Recorded data:
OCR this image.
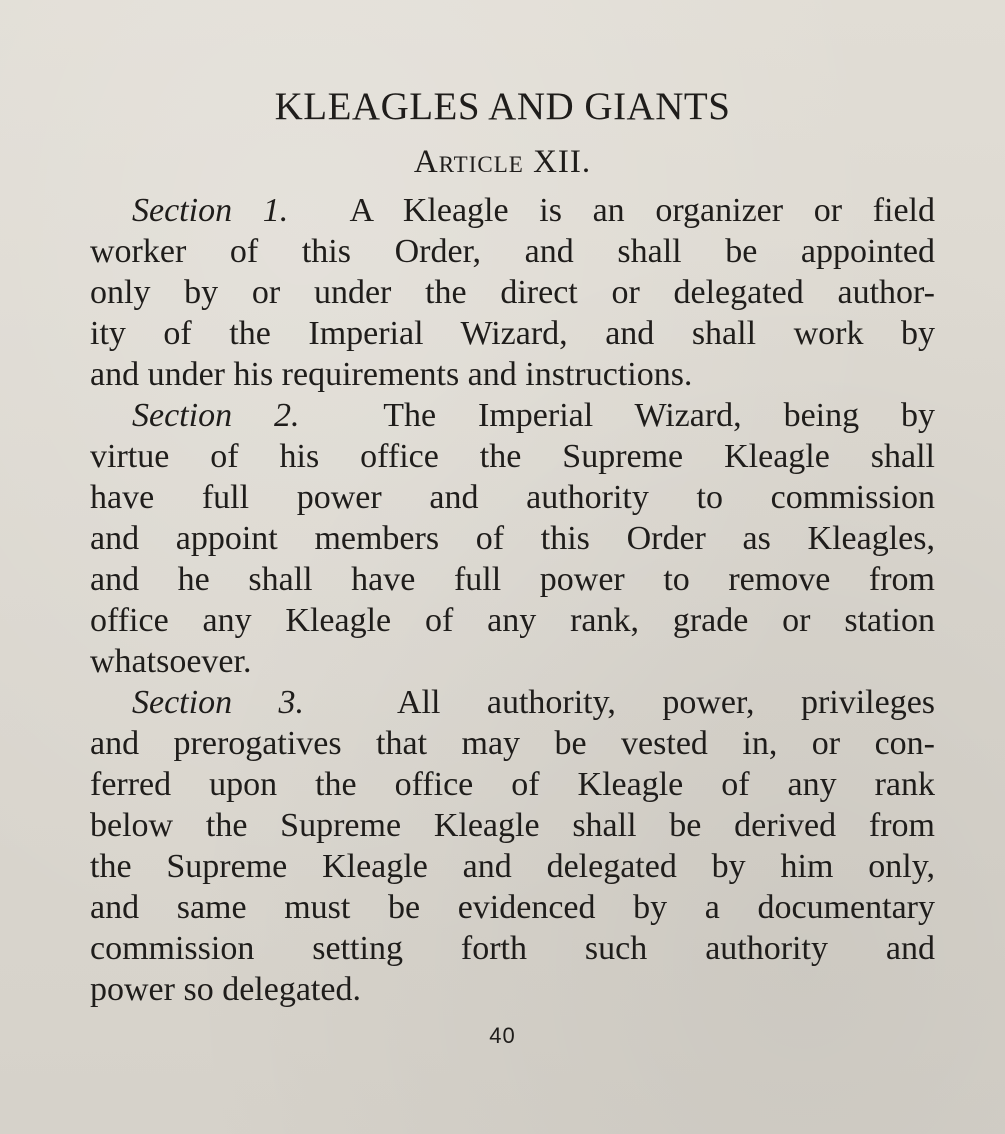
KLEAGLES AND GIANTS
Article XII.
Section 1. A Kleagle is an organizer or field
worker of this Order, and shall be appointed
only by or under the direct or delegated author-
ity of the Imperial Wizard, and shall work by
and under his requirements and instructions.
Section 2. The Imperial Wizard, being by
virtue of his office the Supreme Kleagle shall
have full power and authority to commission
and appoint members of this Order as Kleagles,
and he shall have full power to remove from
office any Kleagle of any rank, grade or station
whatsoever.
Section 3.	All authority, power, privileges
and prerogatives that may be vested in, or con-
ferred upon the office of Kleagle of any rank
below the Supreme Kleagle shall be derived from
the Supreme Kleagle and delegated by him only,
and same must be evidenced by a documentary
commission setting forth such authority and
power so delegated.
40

• **EXERCISE**
Locate all lines that include the word "Supreme" and copy them out.

• **RIGHT ANSWER**
virtue of his office the Supreme Kleagle shall
below the Supreme Kleagle shall be derived from
the Supreme Kleagle and delegated by him only,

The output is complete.